• Problem description: Of the lines in the records that follow, how many include the word "платежей"? Answer with a bare number.

Stored items:
--------------------

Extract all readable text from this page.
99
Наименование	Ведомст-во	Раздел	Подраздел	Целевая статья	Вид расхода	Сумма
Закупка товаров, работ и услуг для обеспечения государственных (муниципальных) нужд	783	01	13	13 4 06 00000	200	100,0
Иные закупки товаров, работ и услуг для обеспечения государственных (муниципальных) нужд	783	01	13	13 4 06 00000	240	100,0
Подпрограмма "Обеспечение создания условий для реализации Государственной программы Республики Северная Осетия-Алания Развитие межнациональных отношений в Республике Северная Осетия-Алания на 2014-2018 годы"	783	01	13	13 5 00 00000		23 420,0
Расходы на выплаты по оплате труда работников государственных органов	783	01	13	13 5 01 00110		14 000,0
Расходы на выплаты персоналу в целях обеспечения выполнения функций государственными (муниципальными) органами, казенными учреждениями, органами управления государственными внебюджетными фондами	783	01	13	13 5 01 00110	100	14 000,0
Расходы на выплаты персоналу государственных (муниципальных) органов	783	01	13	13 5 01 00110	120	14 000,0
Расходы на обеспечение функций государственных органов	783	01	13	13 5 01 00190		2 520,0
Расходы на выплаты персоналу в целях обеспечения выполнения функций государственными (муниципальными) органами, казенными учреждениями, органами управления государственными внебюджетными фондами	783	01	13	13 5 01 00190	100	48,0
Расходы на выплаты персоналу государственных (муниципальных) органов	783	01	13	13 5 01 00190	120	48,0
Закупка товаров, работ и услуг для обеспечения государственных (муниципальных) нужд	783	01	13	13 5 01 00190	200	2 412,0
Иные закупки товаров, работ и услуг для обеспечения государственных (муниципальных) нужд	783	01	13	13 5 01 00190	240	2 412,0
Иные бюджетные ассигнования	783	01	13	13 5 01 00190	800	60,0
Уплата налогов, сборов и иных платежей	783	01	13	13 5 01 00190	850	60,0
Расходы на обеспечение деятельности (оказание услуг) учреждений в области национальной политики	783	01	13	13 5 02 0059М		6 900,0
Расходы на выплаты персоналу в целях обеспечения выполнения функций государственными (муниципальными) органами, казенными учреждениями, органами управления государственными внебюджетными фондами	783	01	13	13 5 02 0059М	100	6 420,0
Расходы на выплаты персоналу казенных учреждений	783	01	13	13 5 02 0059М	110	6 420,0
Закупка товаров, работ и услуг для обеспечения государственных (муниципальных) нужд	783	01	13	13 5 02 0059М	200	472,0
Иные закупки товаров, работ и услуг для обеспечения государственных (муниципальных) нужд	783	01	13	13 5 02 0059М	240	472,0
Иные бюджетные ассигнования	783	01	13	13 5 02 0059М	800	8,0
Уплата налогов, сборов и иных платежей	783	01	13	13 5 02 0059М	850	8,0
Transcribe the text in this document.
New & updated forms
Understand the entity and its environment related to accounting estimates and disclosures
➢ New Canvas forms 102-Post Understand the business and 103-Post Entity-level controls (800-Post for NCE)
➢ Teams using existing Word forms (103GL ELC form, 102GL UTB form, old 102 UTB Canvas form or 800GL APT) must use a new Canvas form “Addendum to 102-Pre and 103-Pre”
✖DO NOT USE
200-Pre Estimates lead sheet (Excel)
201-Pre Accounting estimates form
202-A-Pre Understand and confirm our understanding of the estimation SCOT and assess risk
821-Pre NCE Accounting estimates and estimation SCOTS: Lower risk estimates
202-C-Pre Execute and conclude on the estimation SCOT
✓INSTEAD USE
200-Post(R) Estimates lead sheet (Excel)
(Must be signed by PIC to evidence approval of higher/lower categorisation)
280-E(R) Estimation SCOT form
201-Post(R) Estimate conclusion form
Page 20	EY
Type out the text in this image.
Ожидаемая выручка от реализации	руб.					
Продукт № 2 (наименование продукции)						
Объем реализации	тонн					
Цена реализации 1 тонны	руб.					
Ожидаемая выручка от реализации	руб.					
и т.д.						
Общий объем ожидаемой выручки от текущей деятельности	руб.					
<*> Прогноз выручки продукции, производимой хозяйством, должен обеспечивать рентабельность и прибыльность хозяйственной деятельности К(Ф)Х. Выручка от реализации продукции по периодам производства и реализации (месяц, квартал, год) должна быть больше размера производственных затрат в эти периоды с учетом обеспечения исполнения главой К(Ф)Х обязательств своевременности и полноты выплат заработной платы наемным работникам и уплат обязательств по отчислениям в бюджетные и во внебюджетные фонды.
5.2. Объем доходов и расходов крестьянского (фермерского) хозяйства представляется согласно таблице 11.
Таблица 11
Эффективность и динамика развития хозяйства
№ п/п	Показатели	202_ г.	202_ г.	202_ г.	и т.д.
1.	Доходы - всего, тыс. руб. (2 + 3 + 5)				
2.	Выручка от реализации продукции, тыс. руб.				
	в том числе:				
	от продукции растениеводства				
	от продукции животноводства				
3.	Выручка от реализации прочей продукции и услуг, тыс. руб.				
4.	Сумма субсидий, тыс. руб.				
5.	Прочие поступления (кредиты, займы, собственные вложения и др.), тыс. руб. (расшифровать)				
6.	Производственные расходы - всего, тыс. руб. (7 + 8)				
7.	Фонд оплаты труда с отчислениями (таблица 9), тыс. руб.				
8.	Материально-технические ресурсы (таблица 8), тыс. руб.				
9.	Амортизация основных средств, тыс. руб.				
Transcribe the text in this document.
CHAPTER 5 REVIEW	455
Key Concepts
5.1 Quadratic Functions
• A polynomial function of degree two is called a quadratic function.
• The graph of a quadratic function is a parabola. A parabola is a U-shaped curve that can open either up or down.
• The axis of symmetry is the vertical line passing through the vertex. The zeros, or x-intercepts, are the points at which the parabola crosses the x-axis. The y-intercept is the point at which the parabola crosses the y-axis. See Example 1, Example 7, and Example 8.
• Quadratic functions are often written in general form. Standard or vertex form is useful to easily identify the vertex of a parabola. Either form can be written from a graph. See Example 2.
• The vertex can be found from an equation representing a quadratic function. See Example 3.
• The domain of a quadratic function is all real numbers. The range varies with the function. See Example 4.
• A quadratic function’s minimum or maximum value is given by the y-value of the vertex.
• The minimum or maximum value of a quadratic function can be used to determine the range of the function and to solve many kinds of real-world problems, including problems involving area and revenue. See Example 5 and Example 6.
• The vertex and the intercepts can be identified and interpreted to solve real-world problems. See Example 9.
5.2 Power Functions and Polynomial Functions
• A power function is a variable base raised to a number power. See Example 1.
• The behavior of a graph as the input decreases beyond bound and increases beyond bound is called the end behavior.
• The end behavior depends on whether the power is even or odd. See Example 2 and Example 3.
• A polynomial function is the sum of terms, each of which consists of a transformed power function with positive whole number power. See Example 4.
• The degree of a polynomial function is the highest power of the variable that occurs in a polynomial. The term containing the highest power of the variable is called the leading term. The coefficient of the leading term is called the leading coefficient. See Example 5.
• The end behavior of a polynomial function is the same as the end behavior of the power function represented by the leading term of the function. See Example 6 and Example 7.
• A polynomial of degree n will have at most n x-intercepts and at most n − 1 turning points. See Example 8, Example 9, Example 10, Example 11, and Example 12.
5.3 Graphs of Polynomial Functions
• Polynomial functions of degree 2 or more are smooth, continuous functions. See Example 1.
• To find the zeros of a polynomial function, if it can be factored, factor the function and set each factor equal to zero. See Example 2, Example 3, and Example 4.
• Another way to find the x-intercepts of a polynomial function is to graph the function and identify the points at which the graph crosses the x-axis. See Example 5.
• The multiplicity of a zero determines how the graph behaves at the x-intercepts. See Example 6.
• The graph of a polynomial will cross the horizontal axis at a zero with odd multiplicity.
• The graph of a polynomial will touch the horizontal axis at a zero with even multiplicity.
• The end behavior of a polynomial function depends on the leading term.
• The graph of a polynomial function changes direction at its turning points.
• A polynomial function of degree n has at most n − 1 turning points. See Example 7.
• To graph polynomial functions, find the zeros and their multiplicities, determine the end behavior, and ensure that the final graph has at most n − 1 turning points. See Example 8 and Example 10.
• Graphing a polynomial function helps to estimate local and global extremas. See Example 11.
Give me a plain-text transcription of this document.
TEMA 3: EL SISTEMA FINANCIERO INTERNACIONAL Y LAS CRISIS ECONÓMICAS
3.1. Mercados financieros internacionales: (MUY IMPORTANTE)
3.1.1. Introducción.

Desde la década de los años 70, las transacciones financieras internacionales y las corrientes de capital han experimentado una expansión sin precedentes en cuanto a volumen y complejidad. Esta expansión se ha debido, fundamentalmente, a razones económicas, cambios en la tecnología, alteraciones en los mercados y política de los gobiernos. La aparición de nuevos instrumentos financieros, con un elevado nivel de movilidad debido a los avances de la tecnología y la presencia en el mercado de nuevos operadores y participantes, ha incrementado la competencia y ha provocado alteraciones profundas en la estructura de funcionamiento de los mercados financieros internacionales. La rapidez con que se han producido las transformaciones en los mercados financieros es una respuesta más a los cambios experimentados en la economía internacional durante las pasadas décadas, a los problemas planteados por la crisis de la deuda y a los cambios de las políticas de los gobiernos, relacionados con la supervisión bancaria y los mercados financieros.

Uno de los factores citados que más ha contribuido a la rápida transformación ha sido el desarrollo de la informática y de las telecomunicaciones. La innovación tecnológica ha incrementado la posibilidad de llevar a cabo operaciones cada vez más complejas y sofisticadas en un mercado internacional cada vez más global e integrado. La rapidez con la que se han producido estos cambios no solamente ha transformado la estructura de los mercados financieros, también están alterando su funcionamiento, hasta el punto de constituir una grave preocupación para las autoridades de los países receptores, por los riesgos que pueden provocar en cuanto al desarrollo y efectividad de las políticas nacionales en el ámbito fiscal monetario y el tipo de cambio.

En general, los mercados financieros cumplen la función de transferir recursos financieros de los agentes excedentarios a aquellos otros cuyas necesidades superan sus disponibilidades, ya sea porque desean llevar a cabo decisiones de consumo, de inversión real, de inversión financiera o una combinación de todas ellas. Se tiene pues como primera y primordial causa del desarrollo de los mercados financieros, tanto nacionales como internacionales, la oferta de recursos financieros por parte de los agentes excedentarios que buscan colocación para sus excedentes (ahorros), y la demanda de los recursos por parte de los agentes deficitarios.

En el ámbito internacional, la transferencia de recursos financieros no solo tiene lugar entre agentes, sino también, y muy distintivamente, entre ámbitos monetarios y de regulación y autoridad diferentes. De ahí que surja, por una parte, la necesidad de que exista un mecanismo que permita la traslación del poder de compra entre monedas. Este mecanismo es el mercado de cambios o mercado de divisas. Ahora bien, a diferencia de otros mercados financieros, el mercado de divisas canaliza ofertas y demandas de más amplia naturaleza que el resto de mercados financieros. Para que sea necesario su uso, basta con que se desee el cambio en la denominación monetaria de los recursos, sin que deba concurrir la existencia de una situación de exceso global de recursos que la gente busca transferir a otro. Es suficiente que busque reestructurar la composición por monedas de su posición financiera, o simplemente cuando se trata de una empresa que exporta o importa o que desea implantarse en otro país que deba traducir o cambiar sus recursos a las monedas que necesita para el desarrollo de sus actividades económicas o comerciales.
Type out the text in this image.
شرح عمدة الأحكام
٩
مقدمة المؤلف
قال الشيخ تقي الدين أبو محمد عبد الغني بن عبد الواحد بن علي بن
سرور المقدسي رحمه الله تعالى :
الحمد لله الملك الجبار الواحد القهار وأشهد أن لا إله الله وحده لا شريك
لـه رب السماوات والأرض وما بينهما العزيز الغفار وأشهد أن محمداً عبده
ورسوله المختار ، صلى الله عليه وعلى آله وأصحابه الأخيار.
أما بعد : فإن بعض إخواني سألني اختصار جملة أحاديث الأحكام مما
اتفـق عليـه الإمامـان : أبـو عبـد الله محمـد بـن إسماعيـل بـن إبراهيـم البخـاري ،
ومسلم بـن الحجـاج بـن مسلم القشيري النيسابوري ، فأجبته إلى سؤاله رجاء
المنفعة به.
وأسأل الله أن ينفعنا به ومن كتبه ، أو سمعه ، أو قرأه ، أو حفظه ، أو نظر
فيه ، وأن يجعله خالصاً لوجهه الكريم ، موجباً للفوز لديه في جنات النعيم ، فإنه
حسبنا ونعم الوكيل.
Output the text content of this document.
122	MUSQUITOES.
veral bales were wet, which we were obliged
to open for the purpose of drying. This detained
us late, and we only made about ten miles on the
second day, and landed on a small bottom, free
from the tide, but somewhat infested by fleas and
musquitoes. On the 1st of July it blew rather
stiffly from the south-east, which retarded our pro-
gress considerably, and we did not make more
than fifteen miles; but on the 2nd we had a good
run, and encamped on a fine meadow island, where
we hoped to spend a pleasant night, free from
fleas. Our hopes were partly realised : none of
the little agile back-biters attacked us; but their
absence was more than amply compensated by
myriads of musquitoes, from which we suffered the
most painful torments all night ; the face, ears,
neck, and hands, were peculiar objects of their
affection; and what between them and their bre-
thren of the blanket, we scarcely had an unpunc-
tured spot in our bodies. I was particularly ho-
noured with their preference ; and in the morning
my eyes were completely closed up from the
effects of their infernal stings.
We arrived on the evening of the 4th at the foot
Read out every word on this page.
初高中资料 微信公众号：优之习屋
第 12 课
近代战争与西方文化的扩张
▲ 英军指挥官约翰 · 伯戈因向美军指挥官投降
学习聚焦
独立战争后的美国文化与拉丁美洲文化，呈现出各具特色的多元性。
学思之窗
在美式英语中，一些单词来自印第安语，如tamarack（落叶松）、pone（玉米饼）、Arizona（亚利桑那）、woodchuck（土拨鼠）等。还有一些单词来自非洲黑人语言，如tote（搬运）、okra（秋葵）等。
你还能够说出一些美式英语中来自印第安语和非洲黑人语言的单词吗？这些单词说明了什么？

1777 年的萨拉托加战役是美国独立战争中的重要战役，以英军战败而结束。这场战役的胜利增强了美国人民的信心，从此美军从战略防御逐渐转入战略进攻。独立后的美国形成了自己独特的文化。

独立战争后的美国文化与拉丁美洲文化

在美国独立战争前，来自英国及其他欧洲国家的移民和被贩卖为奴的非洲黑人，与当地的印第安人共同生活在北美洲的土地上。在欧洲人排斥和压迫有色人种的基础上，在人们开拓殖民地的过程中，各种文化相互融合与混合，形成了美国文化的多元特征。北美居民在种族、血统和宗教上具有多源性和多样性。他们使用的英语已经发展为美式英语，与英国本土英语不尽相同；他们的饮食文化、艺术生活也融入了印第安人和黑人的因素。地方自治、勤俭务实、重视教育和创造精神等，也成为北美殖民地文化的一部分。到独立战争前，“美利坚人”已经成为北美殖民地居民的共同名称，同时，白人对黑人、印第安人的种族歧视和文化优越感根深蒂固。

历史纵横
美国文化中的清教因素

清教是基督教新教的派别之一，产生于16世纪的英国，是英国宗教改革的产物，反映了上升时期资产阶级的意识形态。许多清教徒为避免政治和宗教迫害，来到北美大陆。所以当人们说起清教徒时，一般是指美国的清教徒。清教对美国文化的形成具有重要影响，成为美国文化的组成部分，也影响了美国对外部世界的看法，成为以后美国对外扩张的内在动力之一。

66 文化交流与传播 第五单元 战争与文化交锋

--------------------

• Reply to the task: 2